-- PROBLEM STATEMENT --
Extract all records. Keep each one exact.

+++

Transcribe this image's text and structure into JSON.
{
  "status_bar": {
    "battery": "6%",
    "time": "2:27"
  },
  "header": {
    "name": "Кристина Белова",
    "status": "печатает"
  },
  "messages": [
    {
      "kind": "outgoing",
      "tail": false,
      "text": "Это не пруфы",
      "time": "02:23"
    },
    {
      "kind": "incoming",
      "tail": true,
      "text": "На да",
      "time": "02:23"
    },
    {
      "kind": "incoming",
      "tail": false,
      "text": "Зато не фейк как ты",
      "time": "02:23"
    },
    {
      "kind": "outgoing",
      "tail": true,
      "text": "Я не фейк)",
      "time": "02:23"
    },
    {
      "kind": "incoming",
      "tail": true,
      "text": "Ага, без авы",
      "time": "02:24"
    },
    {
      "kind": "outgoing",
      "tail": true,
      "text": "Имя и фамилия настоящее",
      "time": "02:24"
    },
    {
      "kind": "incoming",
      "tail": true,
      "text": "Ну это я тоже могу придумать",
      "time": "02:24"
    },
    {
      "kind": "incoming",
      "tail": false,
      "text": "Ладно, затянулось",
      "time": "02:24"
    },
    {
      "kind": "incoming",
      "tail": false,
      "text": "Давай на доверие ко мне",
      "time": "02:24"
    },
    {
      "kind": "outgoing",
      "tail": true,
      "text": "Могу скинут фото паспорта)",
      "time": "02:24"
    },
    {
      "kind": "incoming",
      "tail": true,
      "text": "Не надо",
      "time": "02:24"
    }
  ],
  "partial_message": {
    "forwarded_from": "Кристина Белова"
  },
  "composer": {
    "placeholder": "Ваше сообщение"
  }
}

+++

-- CORRECT ANSWER --
Transcribe this image's text and structure into JSON.
{
  "status_bar": {
    "battery": "6%",
    "time": "2:27"
  },
  "header": {
    "name": "Кристина Белова",
    "status": "печатает"
  },
  "messages": [
    {
      "kind": "outgoing",
      "tail": false,
      "text": "Это не пруфы",
      "time": "02:23"
    },
    {
      "kind": "incoming",
      "tail": true,
      "text": "На да",
      "time": "02:23"
    },
    {
      "kind": "incoming",
      "tail": false,
      "text": "Зато не фейк как ты",
      "time": "02:23"
    },
    {
      "kind": "outgoing",
      "tail": true,
      "text": "Я не фейк)",
      "time": "02:23"
    },
    {
      "kind": "incoming",
      "tail": true,
      "text": "Ага, без авы",
      "time": "02:24"
    },
    {
      "kind": "outgoing",
      "tail": true,
      "text": "Имя и фамилия настоящее",
      "time": "02:24"
    },
    {
      "kind": "incoming",
      "tail": true,
      "text": "Ну это я тоже могу придумать",
      "time": "02:24"
    },
    {
      "kind": "incoming",
      "tail": false,
      "text": "Ладно, затянулось",
      "time": "02:24"
    },
    {
      "kind": "incoming",
      "tail": false,
      "text": "Давай на доверие ко мне",
      "time": "02:24"
    },
    {
      "kind": "outgoing",
      "tail": true,
      "text": "Могу скинут фото паспорта)",
      "time": "02:24"
    },
    {
      "kind": "incoming",
      "tail": true,
      "text": "Не надо",
      "time": "02:24"
    }
  ],
  "partial_message": {
    "forwarded_from": "Кристина Белова"
  },
  "composer": {
    "placeholder": "Ваше сообщение"
  }
}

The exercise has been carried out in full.